◆ What the task requires:
Copy every line of the data that contains the string "ylabel".

◆ Data extracted from a collection:
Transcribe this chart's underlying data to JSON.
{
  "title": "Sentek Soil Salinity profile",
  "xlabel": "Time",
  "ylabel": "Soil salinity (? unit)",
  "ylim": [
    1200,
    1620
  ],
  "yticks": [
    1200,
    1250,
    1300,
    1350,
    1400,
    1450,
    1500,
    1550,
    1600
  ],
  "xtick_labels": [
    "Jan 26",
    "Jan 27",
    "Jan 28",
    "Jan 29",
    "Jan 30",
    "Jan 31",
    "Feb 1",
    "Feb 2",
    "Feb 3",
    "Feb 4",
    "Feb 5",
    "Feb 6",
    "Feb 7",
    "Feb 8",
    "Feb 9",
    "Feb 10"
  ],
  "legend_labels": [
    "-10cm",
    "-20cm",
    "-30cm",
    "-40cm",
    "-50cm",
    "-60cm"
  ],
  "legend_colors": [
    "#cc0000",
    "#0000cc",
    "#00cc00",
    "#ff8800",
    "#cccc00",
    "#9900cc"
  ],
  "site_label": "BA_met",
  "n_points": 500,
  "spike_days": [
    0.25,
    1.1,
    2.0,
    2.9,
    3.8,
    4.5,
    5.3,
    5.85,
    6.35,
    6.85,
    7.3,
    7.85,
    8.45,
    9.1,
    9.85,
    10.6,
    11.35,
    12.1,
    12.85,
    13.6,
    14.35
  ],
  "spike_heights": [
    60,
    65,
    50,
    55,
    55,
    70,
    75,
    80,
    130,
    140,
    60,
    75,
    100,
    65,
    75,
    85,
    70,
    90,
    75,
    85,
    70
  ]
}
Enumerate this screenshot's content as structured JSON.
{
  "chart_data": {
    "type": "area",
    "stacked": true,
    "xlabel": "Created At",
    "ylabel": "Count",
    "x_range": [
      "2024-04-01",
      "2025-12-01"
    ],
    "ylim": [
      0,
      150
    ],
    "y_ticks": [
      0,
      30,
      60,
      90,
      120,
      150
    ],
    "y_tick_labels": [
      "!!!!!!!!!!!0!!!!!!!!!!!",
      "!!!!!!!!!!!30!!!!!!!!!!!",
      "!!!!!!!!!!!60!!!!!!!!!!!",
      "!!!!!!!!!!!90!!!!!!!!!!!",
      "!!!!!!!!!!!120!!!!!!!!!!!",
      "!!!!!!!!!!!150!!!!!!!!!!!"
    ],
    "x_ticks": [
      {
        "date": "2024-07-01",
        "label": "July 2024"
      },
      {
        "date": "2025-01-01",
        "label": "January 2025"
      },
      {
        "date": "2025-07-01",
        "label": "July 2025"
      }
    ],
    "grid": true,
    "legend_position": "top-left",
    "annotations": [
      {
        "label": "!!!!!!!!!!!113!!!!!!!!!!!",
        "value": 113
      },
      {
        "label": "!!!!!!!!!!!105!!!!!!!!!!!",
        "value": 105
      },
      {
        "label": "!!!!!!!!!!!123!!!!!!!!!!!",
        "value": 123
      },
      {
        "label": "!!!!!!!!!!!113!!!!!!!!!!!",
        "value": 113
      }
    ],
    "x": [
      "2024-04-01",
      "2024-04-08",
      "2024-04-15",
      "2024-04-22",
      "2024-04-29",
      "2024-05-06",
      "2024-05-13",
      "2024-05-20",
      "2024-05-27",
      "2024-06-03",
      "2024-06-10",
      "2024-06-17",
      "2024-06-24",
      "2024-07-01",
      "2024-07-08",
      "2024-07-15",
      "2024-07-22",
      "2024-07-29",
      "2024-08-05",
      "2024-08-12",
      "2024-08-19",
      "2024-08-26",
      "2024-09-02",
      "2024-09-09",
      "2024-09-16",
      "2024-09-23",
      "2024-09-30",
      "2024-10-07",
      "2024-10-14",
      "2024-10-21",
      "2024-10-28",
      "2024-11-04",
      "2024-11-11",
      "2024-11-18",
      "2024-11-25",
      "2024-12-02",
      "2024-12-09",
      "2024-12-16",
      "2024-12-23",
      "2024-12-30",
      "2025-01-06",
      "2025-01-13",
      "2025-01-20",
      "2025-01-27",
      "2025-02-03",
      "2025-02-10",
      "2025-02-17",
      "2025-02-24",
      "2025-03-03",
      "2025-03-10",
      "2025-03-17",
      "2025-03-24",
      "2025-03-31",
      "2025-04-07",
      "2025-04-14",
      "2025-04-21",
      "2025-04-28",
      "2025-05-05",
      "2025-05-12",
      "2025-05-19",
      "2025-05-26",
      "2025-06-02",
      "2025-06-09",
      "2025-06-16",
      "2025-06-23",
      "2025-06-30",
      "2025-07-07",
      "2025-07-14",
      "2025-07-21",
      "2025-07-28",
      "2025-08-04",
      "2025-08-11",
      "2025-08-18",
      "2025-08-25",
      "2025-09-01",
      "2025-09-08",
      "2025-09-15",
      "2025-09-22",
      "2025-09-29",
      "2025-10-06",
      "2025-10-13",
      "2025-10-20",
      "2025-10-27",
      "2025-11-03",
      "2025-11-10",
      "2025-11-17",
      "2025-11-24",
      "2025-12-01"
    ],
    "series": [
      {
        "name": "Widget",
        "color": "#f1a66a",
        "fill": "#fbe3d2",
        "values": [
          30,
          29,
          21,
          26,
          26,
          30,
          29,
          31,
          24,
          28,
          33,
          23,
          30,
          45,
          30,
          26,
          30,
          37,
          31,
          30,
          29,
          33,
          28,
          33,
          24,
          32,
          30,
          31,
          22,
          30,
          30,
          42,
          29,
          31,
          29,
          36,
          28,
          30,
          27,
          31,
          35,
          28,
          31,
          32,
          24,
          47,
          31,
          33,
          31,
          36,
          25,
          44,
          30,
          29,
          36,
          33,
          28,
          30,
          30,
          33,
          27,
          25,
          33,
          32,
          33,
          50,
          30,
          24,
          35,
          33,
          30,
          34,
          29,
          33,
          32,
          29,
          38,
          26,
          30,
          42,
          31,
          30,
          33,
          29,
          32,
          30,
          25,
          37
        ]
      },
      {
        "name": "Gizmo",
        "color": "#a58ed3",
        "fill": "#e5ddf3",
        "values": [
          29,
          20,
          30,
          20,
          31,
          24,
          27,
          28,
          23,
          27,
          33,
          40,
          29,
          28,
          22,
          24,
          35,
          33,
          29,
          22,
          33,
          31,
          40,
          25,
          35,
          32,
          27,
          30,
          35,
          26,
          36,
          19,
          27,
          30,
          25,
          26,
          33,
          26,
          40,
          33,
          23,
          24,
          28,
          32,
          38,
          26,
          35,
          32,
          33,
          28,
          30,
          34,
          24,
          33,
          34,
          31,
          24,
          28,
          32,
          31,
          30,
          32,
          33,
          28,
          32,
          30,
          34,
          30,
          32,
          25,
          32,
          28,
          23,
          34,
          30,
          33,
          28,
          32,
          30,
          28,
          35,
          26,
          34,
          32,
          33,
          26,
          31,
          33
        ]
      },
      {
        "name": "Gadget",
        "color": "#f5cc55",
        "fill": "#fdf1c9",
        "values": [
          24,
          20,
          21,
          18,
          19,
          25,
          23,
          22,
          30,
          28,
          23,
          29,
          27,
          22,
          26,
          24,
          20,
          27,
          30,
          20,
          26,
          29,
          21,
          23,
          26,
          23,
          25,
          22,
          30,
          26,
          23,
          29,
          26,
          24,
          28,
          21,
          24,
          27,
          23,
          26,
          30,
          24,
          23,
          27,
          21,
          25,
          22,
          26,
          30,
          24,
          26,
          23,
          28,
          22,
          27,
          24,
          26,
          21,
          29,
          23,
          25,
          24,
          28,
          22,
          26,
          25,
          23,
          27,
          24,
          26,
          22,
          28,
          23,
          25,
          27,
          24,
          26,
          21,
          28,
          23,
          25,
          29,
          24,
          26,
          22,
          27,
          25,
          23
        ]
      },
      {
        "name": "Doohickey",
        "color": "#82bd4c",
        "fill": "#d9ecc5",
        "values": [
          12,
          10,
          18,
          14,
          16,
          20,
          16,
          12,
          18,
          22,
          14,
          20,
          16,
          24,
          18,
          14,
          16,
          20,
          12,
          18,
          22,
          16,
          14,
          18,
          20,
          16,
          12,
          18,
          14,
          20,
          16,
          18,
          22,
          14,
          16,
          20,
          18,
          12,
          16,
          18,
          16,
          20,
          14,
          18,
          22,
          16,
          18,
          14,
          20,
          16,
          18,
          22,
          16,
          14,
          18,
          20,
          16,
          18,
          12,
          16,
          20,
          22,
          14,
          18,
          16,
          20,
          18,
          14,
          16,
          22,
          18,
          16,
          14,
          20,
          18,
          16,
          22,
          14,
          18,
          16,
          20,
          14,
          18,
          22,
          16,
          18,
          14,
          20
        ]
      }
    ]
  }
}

◆ Complete response:
  "ylabel": "Soil salinity (? unit)",
    "ylabel": "Count",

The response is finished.